### THE DATA
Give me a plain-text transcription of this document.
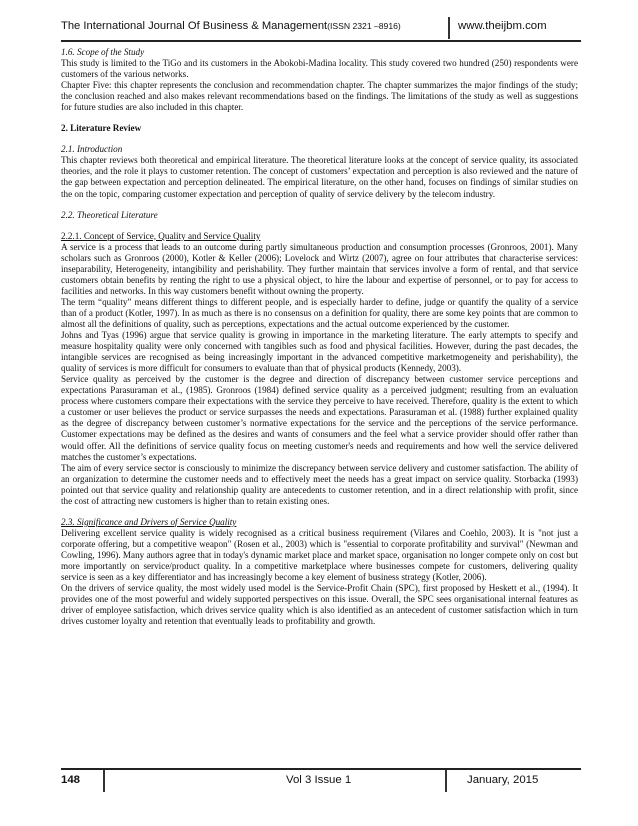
The International Journal Of Business & Management(ISSN 2321 –8916)	www.theijbm.com

1.6. Scope of the Study

This study is limited to the TiGo and its customers in the Abokobi-Madina locality. This study covered two hundred (250) respondents were customers of the various networks.

Chapter Five: this chapter represents the conclusion and recommendation chapter. The chapter summarizes the major findings of the study; the conclusion reached and also makes relevant recommendations based on the findings. The limitations of the study as well as suggestions for future studies are also included in this chapter.

2. Literature Review

2.1. Introduction

This chapter reviews both theoretical and empirical literature. The theoretical literature looks at the concept of service quality, its associated theories, and the role it plays to customer retention. The concept of customers’ expectation and perception is also reviewed and the nature of the gap between expectation and perception delineated. The empirical literature, on the other hand, focuses on findings of similar studies on the on the topic, comparing customer expectation and perception of quality of service delivery by the telecom industry.

2.2. Theoretical Literature

2.2.1. Concept of Service, Quality and Service Quality

A service is a process that leads to an outcome during partly simultaneous production and consumption processes (Gronroos, 2001). Many scholars such as Gronroos (2000), Kotler & Keller (2006); Lovelock and Wirtz (2007), agree on four attributes that characterise services: inseparability, Heterogeneity, intangibility and perishability. They further maintain that services involve a form of rental, and that service customers obtain benefits by renting the right to use a physical object, to hire the labour and expertise of personnel, or to pay for access to facilities and networks. In this way customers benefit without owning the property.

The term “quality” means different things to different people, and is especially harder to define, judge or quantify the quality of a service than of a product (Kotler, 1997). In as much as there is no consensus on a definition for quality, there are some key points that are common to almost all the definitions of quality, such as perceptions, expectations and the actual outcome experienced by the customer.

Johns and Tyas (1996) argue that service quality is growing in importance in the marketing literature. The early attempts to specify and measure hospitality quality were only concerned with tangibles such as food and physical facilities. However, during the past decades, the intangible services are recognised as being increasingly important in the advanced competitive marketmogeneity and perishability), the quality of services is more difficult for consumers to evaluate than that of physical products (Kennedy, 2003).

Service quality as perceived by the customer is the degree and direction of discrepancy between customer service perceptions and expectations Parasuraman et al., (1985). Gronroos (1984) defined service quality as a perceived judgment; resulting from an evaluation process where customers compare their expectations with the service they perceive to have received. Therefore, quality is the extent to which a customer or user believes the product or service surpasses the needs and expectations. Parasuraman et al. (1988) further explained quality as the degree of discrepancy between customer’s normative expectations for the service and the perceptions of the service performance. Customer expectations may be defined as the desires and wants of consumers and the feel what a service provider should offer rather than would offer. All the definitions of service quality focus on meeting customer's needs and requirements and how well the service delivered matches the customer’s expectations.

The aim of every service sector is consciously to minimize the discrepancy between service delivery and customer satisfaction. The ability of an organization to determine the customer needs and to effectively meet the needs has a great impact on service quality. Storbacka (1993) pointed out that service quality and relationship quality are antecedents to customer retention, and in a direct relationship with profit, since the cost of attracting new customers is higher than to retain existing ones.

2.3. Significance and Drivers of Service Quality

Delivering excellent service quality is widely recognised as a critical business requirement (Vilares and Coehlo, 2003). It is "not just a corporate offering, but a competitive weapon" (Rosen et al., 2003) which is "essential to corporate profitability and survival" (Newman and Cowling, 1996). Many authors agree that in today's dynamic market place and market space, organisation no longer compete only on cost but more importantly on service/product quality. In a competitive marketplace where businesses compete for customers, delivering quality service is seen as a key differentiator and has increasingly become a key element of business strategy (Kotler, 2006).

On the drivers of service quality, the most widely used model is the Service-Profit Chain (SPC), first proposed by Heskett et al., (1994). It provides one of the most powerful and widely supported perspectives on this issue. Overall, the SPC sees organisational internal features as driver of employee satisfaction, which drives service quality which is also identified as an antecedent of customer satisfaction which in turn drives customer loyalty and retention that eventually leads to profitability and growth.

148	Vol 3 Issue 1	January, 2015
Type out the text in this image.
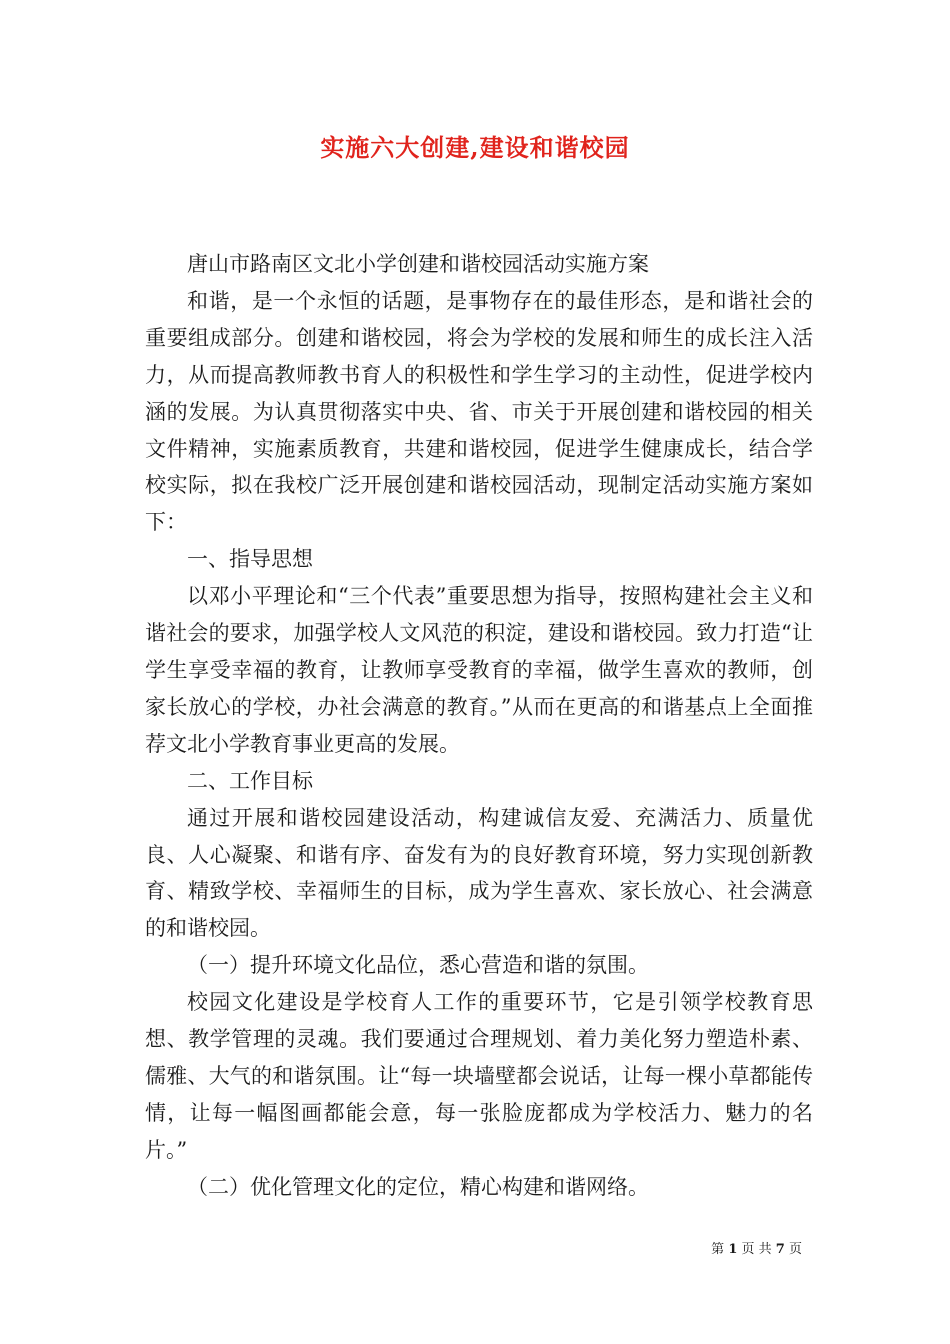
实施六大创建,建设和谐校园

唐山市路南区文北小学创建和谐校园活动实施方案

和谐，是一个永恒的话题，是事物存在的最佳形态，是和谐社会的重要组成部分。创建和谐校园，将会为学校的发展和师生的成长注入活力，从而提高教师教书育人的积极性和学生学习的主动性，促进学校内涵的发展。为认真贯彻落实中央、省、市关于开展创建和谐校园的相关文件精神，实施素质教育，共建和谐校园，促进学生健康成长，结合学校实际，拟在我校广泛开展创建和谐校园活动，现制定活动实施方案如下：

一、指导思想

以邓小平理论和“三个代表”重要思想为指导，按照构建社会主义和谐社会的要求，加强学校人文风范的积淀，建设和谐校园。致力打造“让学生享受幸福的教育，让教师享受教育的幸福，做学生喜欢的教师，创家长放心的学校，办社会满意的教育。”从而在更高的和谐基点上全面推荐文北小学教育事业更高的发展。

二、工作目标

通过开展和谐校园建设活动，构建诚信友爱、充满活力、质量优良、人心凝聚、和谐有序、奋发有为的良好教育环境，努力实现创新教育、精致学校、幸福师生的目标，成为学生喜欢、家长放心、社会满意的和谐校园。

（一）提升环境文化品位，悉心营造和谐的氛围。

校园文化建设是学校育人工作的重要环节，它是引领学校教育思想、教学管理的灵魂。我们要通过合理规划、着力美化努力塑造朴素、儒雅、大气的和谐氛围。让“每一块墙壁都会说话，让每一棵小草都能传情，让每一幅图画都能会意，每一张脸庞都成为学校活力、魅力的名片。”

（二）优化管理文化的定位，精心构建和谐网络。

第 1 页 共 7 页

### WRITTEN EXERCISE
Reproduce each record above by retyping it exactly; omit all images.

### SOLUTION TO THIS TASK
Give me a plain-text transcription of this document.
The International Journal Of Business & Management(ISSN 2321 –8916)	www.theijbm.com

1.6. Scope of the Study

This study is limited to the TiGo and its customers in the Abokobi-Madina locality. This study covered two hundred (250) respondents were customers of the various networks.

Chapter Five: this chapter represents the conclusion and recommendation chapter. The chapter summarizes the major findings of the study; the conclusion reached and also makes relevant recommendations based on the findings. The limitations of the study as well as suggestions for future studies are also included in this chapter.

2. Literature Review

2.1. Introduction

This chapter reviews both theoretical and empirical literature. The theoretical literature looks at the concept of service quality, its associated theories, and the role it plays to customer retention. The concept of customers’ expectation and perception is also reviewed and the nature of the gap between expectation and perception delineated. The empirical literature, on the other hand, focuses on findings of similar studies on the on the topic, comparing customer expectation and perception of quality of service delivery by the telecom industry.

2.2. Theoretical Literature

2.2.1. Concept of Service, Quality and Service Quality

A service is a process that leads to an outcome during partly simultaneous production and consumption processes (Gronroos, 2001). Many scholars such as Gronroos (2000), Kotler & Keller (2006); Lovelock and Wirtz (2007), agree on four attributes that characterise services: inseparability, Heterogeneity, intangibility and perishability. They further maintain that services involve a form of rental, and that service customers obtain benefits by renting the right to use a physical object, to hire the labour and expertise of personnel, or to pay for access to facilities and networks. In this way customers benefit without owning the property.

The term “quality” means different things to different people, and is especially harder to define, judge or quantify the quality of a service than of a product (Kotler, 1997). In as much as there is no consensus on a definition for quality, there are some key points that are common to almost all the definitions of quality, such as perceptions, expectations and the actual outcome experienced by the customer.

Johns and Tyas (1996) argue that service quality is growing in importance in the marketing literature. The early attempts to specify and measure hospitality quality were only concerned with tangibles such as food and physical facilities. However, during the past decades, the intangible services are recognised as being increasingly important in the advanced competitive marketmogeneity and perishability), the quality of services is more difficult for consumers to evaluate than that of physical products (Kennedy, 2003).

Service quality as perceived by the customer is the degree and direction of discrepancy between customer service perceptions and expectations Parasuraman et al., (1985). Gronroos (1984) defined service quality as a perceived judgment; resulting from an evaluation process where customers compare their expectations with the service they perceive to have received. Therefore, quality is the extent to which a customer or user believes the product or service surpasses the needs and expectations. Parasuraman et al. (1988) further explained quality as the degree of discrepancy between customer’s normative expectations for the service and the perceptions of the service performance. Customer expectations may be defined as the desires and wants of consumers and the feel what a service provider should offer rather than would offer. All the definitions of service quality focus on meeting customer's needs and requirements and how well the service delivered matches the customer’s expectations.

The aim of every service sector is consciously to minimize the discrepancy between service delivery and customer satisfaction. The ability of an organization to determine the customer needs and to effectively meet the needs has a great impact on service quality. Storbacka (1993) pointed out that service quality and relationship quality are antecedents to customer retention, and in a direct relationship with profit, since the cost of attracting new customers is higher than to retain existing ones.

2.3. Significance and Drivers of Service Quality

Delivering excellent service quality is widely recognised as a critical business requirement (Vilares and Coehlo, 2003). It is "not just a corporate offering, but a competitive weapon" (Rosen et al., 2003) which is "essential to corporate profitability and survival" (Newman and Cowling, 1996). Many authors agree that in today's dynamic market place and market space, organisation no longer compete only on cost but more importantly on service/product quality. In a competitive marketplace where businesses compete for customers, delivering quality service is seen as a key differentiator and has increasingly become a key element of business strategy (Kotler, 2006).

On the drivers of service quality, the most widely used model is the Service-Profit Chain (SPC), first proposed by Heskett et al., (1994). It provides one of the most powerful and widely supported perspectives on this issue. Overall, the SPC sees organisational internal features as driver of employee satisfaction, which drives service quality which is also identified as an antecedent of customer satisfaction which in turn drives customer loyalty and retention that eventually leads to profitability and growth.

148	Vol 3 Issue 1	January, 2015
Type out the text in this image.
实施六大创建,建设和谐校园

唐山市路南区文北小学创建和谐校园活动实施方案

和谐，是一个永恒的话题，是事物存在的最佳形态，是和谐社会的重要组成部分。创建和谐校园，将会为学校的发展和师生的成长注入活力，从而提高教师教书育人的积极性和学生学习的主动性，促进学校内涵的发展。为认真贯彻落实中央、省、市关于开展创建和谐校园的相关文件精神，实施素质教育，共建和谐校园，促进学生健康成长，结合学校实际，拟在我校广泛开展创建和谐校园活动，现制定活动实施方案如下：

一、指导思想

以邓小平理论和“三个代表”重要思想为指导，按照构建社会主义和谐社会的要求，加强学校人文风范的积淀，建设和谐校园。致力打造“让学生享受幸福的教育，让教师享受教育的幸福，做学生喜欢的教师，创家长放心的学校，办社会满意的教育。”从而在更高的和谐基点上全面推荐文北小学教育事业更高的发展。

二、工作目标

通过开展和谐校园建设活动，构建诚信友爱、充满活力、质量优良、人心凝聚、和谐有序、奋发有为的良好教育环境，努力实现创新教育、精致学校、幸福师生的目标，成为学生喜欢、家长放心、社会满意的和谐校园。

（一）提升环境文化品位，悉心营造和谐的氛围。

校园文化建设是学校育人工作的重要环节，它是引领学校教育思想、教学管理的灵魂。我们要通过合理规划、着力美化努力塑造朴素、儒雅、大气的和谐氛围。让“每一块墙壁都会说话，让每一棵小草都能传情，让每一幅图画都能会意，每一张脸庞都成为学校活力、魅力的名片。”

（二）优化管理文化的定位，精心构建和谐网络。

第 1 页 共 7 页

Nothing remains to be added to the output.